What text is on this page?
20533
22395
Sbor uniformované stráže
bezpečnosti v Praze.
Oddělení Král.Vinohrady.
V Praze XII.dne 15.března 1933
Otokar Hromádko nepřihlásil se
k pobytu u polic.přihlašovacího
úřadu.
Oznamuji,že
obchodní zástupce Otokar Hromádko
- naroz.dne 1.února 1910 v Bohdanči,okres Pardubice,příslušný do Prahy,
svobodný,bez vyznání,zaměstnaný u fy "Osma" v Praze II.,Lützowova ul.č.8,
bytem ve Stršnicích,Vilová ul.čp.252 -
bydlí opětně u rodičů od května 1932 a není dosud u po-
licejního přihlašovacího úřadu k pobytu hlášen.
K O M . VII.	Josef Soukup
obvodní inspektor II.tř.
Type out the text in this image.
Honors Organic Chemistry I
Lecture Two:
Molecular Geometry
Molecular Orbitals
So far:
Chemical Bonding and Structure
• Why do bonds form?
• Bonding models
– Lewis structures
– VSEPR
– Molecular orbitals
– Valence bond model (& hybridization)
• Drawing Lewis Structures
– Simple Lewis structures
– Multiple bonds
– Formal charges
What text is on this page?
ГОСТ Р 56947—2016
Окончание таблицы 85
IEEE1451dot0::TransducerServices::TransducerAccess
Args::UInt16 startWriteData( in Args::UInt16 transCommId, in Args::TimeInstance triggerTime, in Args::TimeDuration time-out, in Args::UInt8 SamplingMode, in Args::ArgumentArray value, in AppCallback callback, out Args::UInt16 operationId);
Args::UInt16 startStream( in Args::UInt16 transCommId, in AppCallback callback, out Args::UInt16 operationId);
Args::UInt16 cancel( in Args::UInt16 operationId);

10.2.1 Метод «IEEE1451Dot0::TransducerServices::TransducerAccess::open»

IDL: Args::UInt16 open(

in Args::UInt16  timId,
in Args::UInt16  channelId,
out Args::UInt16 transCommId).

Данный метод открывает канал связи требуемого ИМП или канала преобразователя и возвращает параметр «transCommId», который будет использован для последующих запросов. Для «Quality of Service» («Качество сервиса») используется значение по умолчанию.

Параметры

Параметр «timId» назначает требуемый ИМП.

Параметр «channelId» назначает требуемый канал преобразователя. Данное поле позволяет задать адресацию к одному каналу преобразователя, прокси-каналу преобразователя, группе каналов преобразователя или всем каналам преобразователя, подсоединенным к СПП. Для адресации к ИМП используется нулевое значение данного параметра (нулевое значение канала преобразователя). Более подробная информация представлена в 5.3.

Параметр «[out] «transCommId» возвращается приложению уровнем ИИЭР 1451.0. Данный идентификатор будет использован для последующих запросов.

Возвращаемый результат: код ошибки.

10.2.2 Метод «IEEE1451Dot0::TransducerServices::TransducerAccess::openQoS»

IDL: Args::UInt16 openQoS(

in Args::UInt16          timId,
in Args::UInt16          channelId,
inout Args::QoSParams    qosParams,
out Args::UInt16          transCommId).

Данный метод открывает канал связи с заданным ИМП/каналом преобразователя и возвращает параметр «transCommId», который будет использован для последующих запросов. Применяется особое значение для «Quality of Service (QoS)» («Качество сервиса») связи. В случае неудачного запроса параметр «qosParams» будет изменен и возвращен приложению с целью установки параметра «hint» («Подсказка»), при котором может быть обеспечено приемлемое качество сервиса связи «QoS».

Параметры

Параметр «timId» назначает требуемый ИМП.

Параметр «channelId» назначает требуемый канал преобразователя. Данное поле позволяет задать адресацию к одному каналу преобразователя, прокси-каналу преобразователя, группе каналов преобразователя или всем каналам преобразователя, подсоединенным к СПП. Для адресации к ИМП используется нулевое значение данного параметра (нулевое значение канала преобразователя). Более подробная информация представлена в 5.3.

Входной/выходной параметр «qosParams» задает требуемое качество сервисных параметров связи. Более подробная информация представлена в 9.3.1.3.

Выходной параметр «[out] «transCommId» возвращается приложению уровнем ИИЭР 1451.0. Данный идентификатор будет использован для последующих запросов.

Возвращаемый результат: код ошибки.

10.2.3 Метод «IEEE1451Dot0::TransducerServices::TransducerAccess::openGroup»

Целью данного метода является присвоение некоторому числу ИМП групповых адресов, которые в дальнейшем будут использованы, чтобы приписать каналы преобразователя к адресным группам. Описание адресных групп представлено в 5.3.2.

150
········
§ **WRITTEN EXERCISE**
Go through the records and copy each line with "pobytu" in it.

§ **THE REPLY**
k pobytu u polic.přihlašovacího
licejního přihlašovacího úřadu k pobytu hlášen.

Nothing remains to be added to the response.